▶ Records for processing

Begin

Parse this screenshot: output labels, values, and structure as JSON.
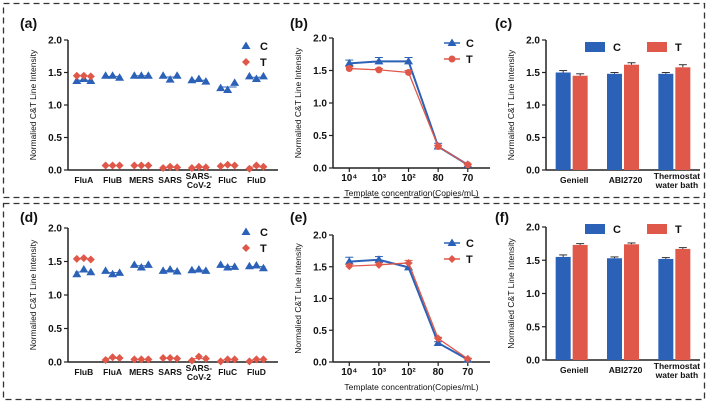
{
  "colors": {
    "C": "#2b62b8",
    "T": "#e0584a",
    "axis": "#222222"
  },
  "chart_data": [
    {
      "id": "a",
      "panel_label": "(a)",
      "type": "scatter",
      "ylabel": "Normalied C&T Line Intensity",
      "xlabel": "",
      "ylim": [
        0,
        2.0
      ],
      "yticks": [
        "0.0",
        "0.5",
        "1.0",
        "1.5",
        "2.0"
      ],
      "categories": [
        "FluA",
        "FluB",
        "MERS",
        "SARS",
        "SARS-\nCoV-2",
        "FluC",
        "FluD"
      ],
      "legend": [
        "C",
        "T"
      ],
      "legend_position": "top-right",
      "series": [
        {
          "name": "C",
          "replicates": [
            [
              1.37,
              1.4,
              1.37
            ],
            [
              1.45,
              1.45,
              1.42
            ],
            [
              1.45,
              1.45,
              1.45
            ],
            [
              1.45,
              1.39,
              1.45
            ],
            [
              1.38,
              1.4,
              1.36
            ],
            [
              1.26,
              1.23,
              1.34
            ],
            [
              1.44,
              1.4,
              1.44
            ]
          ]
        },
        {
          "name": "T",
          "replicates": [
            [
              1.45,
              1.45,
              1.44
            ],
            [
              0.07,
              0.07,
              0.07
            ],
            [
              0.07,
              0.07,
              0.07
            ],
            [
              0.03,
              0.05,
              0.04
            ],
            [
              0.03,
              0.05,
              0.04
            ],
            [
              0.06,
              0.08,
              0.07
            ],
            [
              0.02,
              0.07,
              0.05
            ]
          ]
        }
      ]
    },
    {
      "id": "b",
      "panel_label": "(b)",
      "type": "line",
      "ylabel": "Normalied C&T Line Intensity",
      "xlabel": "Template concentration(Copies/mL)",
      "ylim": [
        0,
        2.0
      ],
      "yticks": [
        "0.0",
        "0.5",
        "1.0",
        "1.5",
        "2.0"
      ],
      "categories": [
        "10⁴",
        "10³",
        "10²",
        "80",
        "70"
      ],
      "legend": [
        "C",
        "T"
      ],
      "legend_position": "top-right",
      "series": [
        {
          "name": "C",
          "values": [
            1.61,
            1.64,
            1.64,
            0.33,
            0.05
          ],
          "errors": [
            0.05,
            0.06,
            0.06,
            0.05,
            0.01
          ]
        },
        {
          "name": "T",
          "values": [
            1.53,
            1.51,
            1.47,
            0.33,
            0.05
          ],
          "errors": [
            0.03,
            0.02,
            0.03,
            0.02,
            0.01
          ]
        }
      ]
    },
    {
      "id": "c",
      "panel_label": "(c)",
      "type": "bar",
      "ylabel": "Normalied C&T Line Intensity",
      "xlabel": "",
      "ylim": [
        0,
        2.0
      ],
      "yticks": [
        "0.0",
        "0.5",
        "1.0",
        "1.5",
        "2.0"
      ],
      "categories": [
        "GenieII",
        "ABI2720",
        "Thermostat\nwater bath"
      ],
      "legend": [
        "C",
        "T"
      ],
      "legend_position": "top",
      "series": [
        {
          "name": "C",
          "values": [
            1.5,
            1.48,
            1.48
          ],
          "errors": [
            0.03,
            0.02,
            0.02
          ]
        },
        {
          "name": "T",
          "values": [
            1.45,
            1.62,
            1.58
          ],
          "errors": [
            0.03,
            0.03,
            0.04
          ]
        }
      ]
    },
    {
      "id": "d",
      "panel_label": "(d)",
      "type": "scatter",
      "ylabel": "Normalied C&T Line Intensity",
      "xlabel": "",
      "ylim": [
        0,
        2.0
      ],
      "yticks": [
        "0.0",
        "0.5",
        "1.0",
        "1.5",
        "2.0"
      ],
      "categories": [
        "FluB",
        "FluA",
        "MERS",
        "SARS",
        "SARS-\nCoV-2",
        "FluC",
        "FluD"
      ],
      "legend": [
        "C",
        "T"
      ],
      "legend_position": "top-right",
      "series": [
        {
          "name": "C",
          "replicates": [
            [
              1.31,
              1.38,
              1.34
            ],
            [
              1.36,
              1.31,
              1.33
            ],
            [
              1.45,
              1.41,
              1.45
            ],
            [
              1.36,
              1.38,
              1.35
            ],
            [
              1.37,
              1.38,
              1.36
            ],
            [
              1.45,
              1.41,
              1.42
            ],
            [
              1.43,
              1.44,
              1.4
            ]
          ]
        },
        {
          "name": "T",
          "replicates": [
            [
              1.54,
              1.55,
              1.53
            ],
            [
              0.03,
              0.07,
              0.06
            ],
            [
              0.04,
              0.04,
              0.04
            ],
            [
              0.06,
              0.06,
              0.05
            ],
            [
              0.02,
              0.08,
              0.05
            ],
            [
              0.01,
              0.04,
              0.04
            ],
            [
              0.01,
              0.04,
              0.04
            ]
          ]
        }
      ]
    },
    {
      "id": "e",
      "panel_label": "(e)",
      "type": "line",
      "ylabel": "Normalied C&T Line Intensity",
      "xlabel": "Template concentration(Copies/mL)",
      "ylim": [
        0,
        2.0
      ],
      "yticks": [
        "0.0",
        "0.5",
        "1.0",
        "1.5",
        "2.0"
      ],
      "categories": [
        "10⁴",
        "10³",
        "10²",
        "80",
        "70"
      ],
      "legend": [
        "C",
        "T"
      ],
      "legend_position": "top-right",
      "series": [
        {
          "name": "C",
          "values": [
            1.58,
            1.61,
            1.49,
            0.3,
            0.04
          ],
          "errors": [
            0.07,
            0.05,
            0.07,
            0.02,
            0.01
          ]
        },
        {
          "name": "T",
          "values": [
            1.51,
            1.53,
            1.56,
            0.37,
            0.05
          ],
          "errors": [
            0.03,
            0.03,
            0.04,
            0.02,
            0.01
          ]
        }
      ]
    },
    {
      "id": "f",
      "panel_label": "(f)",
      "type": "bar",
      "ylabel": "Normalied C&T Line Intensity",
      "xlabel": "",
      "ylim": [
        0,
        2.0
      ],
      "yticks": [
        "0.0",
        "0.5",
        "1.0",
        "1.5",
        "2.0"
      ],
      "categories": [
        "GenieII",
        "ABI2720",
        "Thermostat\nwater bath"
      ],
      "legend": [
        "C",
        "T"
      ],
      "legend_position": "top",
      "series": [
        {
          "name": "C",
          "values": [
            1.55,
            1.53,
            1.52
          ],
          "errors": [
            0.03,
            0.02,
            0.02
          ]
        },
        {
          "name": "T",
          "values": [
            1.73,
            1.74,
            1.67
          ],
          "errors": [
            0.02,
            0.02,
            0.02
          ]
        }
      ]
    }
  ]
}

End

Using the records above, output their complete text exactly, minus any images.

Parse this screenshot: output labels, values, and structure as JSON.
{
  "colors": {
    "C": "#2b62b8",
    "T": "#e0584a",
    "axis": "#222222"
  },
  "chart_data": [
    {
      "id": "a",
      "panel_label": "(a)",
      "type": "scatter",
      "ylabel": "Normalied C&T Line Intensity",
      "xlabel": "",
      "ylim": [
        0,
        2.0
      ],
      "yticks": [
        "0.0",
        "0.5",
        "1.0",
        "1.5",
        "2.0"
      ],
      "categories": [
        "FluA",
        "FluB",
        "MERS",
        "SARS",
        "SARS-\nCoV-2",
        "FluC",
        "FluD"
      ],
      "legend": [
        "C",
        "T"
      ],
      "legend_position": "top-right",
      "series": [
        {
          "name": "C",
          "replicates": [
            [
              1.37,
              1.4,
              1.37
            ],
            [
              1.45,
              1.45,
              1.42
            ],
            [
              1.45,
              1.45,
              1.45
            ],
            [
              1.45,
              1.39,
              1.45
            ],
            [
              1.38,
              1.4,
              1.36
            ],
            [
              1.26,
              1.23,
              1.34
            ],
            [
              1.44,
              1.4,
              1.44
            ]
          ]
        },
        {
          "name": "T",
          "replicates": [
            [
              1.45,
              1.45,
              1.44
            ],
            [
              0.07,
              0.07,
              0.07
            ],
            [
              0.07,
              0.07,
              0.07
            ],
            [
              0.03,
              0.05,
              0.04
            ],
            [
              0.03,
              0.05,
              0.04
            ],
            [
              0.06,
              0.08,
              0.07
            ],
            [
              0.02,
              0.07,
              0.05
            ]
          ]
        }
      ]
    },
    {
      "id": "b",
      "panel_label": "(b)",
      "type": "line",
      "ylabel": "Normalied C&T Line Intensity",
      "xlabel": "Template concentration(Copies/mL)",
      "ylim": [
        0,
        2.0
      ],
      "yticks": [
        "0.0",
        "0.5",
        "1.0",
        "1.5",
        "2.0"
      ],
      "categories": [
        "10⁴",
        "10³",
        "10²",
        "80",
        "70"
      ],
      "legend": [
        "C",
        "T"
      ],
      "legend_position": "top-right",
      "series": [
        {
          "name": "C",
          "values": [
            1.61,
            1.64,
            1.64,
            0.33,
            0.05
          ],
          "errors": [
            0.05,
            0.06,
            0.06,
            0.05,
            0.01
          ]
        },
        {
          "name": "T",
          "values": [
            1.53,
            1.51,
            1.47,
            0.33,
            0.05
          ],
          "errors": [
            0.03,
            0.02,
            0.03,
            0.02,
            0.01
          ]
        }
      ]
    },
    {
      "id": "c",
      "panel_label": "(c)",
      "type": "bar",
      "ylabel": "Normalied C&T Line Intensity",
      "xlabel": "",
      "ylim": [
        0,
        2.0
      ],
      "yticks": [
        "0.0",
        "0.5",
        "1.0",
        "1.5",
        "2.0"
      ],
      "categories": [
        "GenieII",
        "ABI2720",
        "Thermostat\nwater bath"
      ],
      "legend": [
        "C",
        "T"
      ],
      "legend_position": "top",
      "series": [
        {
          "name": "C",
          "values": [
            1.5,
            1.48,
            1.48
          ],
          "errors": [
            0.03,
            0.02,
            0.02
          ]
        },
        {
          "name": "T",
          "values": [
            1.45,
            1.62,
            1.58
          ],
          "errors": [
            0.03,
            0.03,
            0.04
          ]
        }
      ]
    },
    {
      "id": "d",
      "panel_label": "(d)",
      "type": "scatter",
      "ylabel": "Normalied C&T Line Intensity",
      "xlabel": "",
      "ylim": [
        0,
        2.0
      ],
      "yticks": [
        "0.0",
        "0.5",
        "1.0",
        "1.5",
        "2.0"
      ],
      "categories": [
        "FluB",
        "FluA",
        "MERS",
        "SARS",
        "SARS-\nCoV-2",
        "FluC",
        "FluD"
      ],
      "legend": [
        "C",
        "T"
      ],
      "legend_position": "top-right",
      "series": [
        {
          "name": "C",
          "replicates": [
            [
              1.31,
              1.38,
              1.34
            ],
            [
              1.36,
              1.31,
              1.33
            ],
            [
              1.45,
              1.41,
              1.45
            ],
            [
              1.36,
              1.38,
              1.35
            ],
            [
              1.37,
              1.38,
              1.36
            ],
            [
              1.45,
              1.41,
              1.42
            ],
            [
              1.43,
              1.44,
              1.4
            ]
          ]
        },
        {
          "name": "T",
          "replicates": [
            [
              1.54,
              1.55,
              1.53
            ],
            [
              0.03,
              0.07,
              0.06
            ],
            [
              0.04,
              0.04,
              0.04
            ],
            [
              0.06,
              0.06,
              0.05
            ],
            [
              0.02,
              0.08,
              0.05
            ],
            [
              0.01,
              0.04,
              0.04
            ],
            [
              0.01,
              0.04,
              0.04
            ]
          ]
        }
      ]
    },
    {
      "id": "e",
      "panel_label": "(e)",
      "type": "line",
      "ylabel": "Normalied C&T Line Intensity",
      "xlabel": "Template concentration(Copies/mL)",
      "ylim": [
        0,
        2.0
      ],
      "yticks": [
        "0.0",
        "0.5",
        "1.0",
        "1.5",
        "2.0"
      ],
      "categories": [
        "10⁴",
        "10³",
        "10²",
        "80",
        "70"
      ],
      "legend": [
        "C",
        "T"
      ],
      "legend_position": "top-right",
      "series": [
        {
          "name": "C",
          "values": [
            1.58,
            1.61,
            1.49,
            0.3,
            0.04
          ],
          "errors": [
            0.07,
            0.05,
            0.07,
            0.02,
            0.01
          ]
        },
        {
          "name": "T",
          "values": [
            1.51,
            1.53,
            1.56,
            0.37,
            0.05
          ],
          "errors": [
            0.03,
            0.03,
            0.04,
            0.02,
            0.01
          ]
        }
      ]
    },
    {
      "id": "f",
      "panel_label": "(f)",
      "type": "bar",
      "ylabel": "Normalied C&T Line Intensity",
      "xlabel": "",
      "ylim": [
        0,
        2.0
      ],
      "yticks": [
        "0.0",
        "0.5",
        "1.0",
        "1.5",
        "2.0"
      ],
      "categories": [
        "GenieII",
        "ABI2720",
        "Thermostat\nwater bath"
      ],
      "legend": [
        "C",
        "T"
      ],
      "legend_position": "top",
      "series": [
        {
          "name": "C",
          "values": [
            1.55,
            1.53,
            1.52
          ],
          "errors": [
            0.03,
            0.02,
            0.02
          ]
        },
        {
          "name": "T",
          "values": [
            1.73,
            1.74,
            1.67
          ],
          "errors": [
            0.02,
            0.02,
            0.02
          ]
        }
      ]
    }
  ]
}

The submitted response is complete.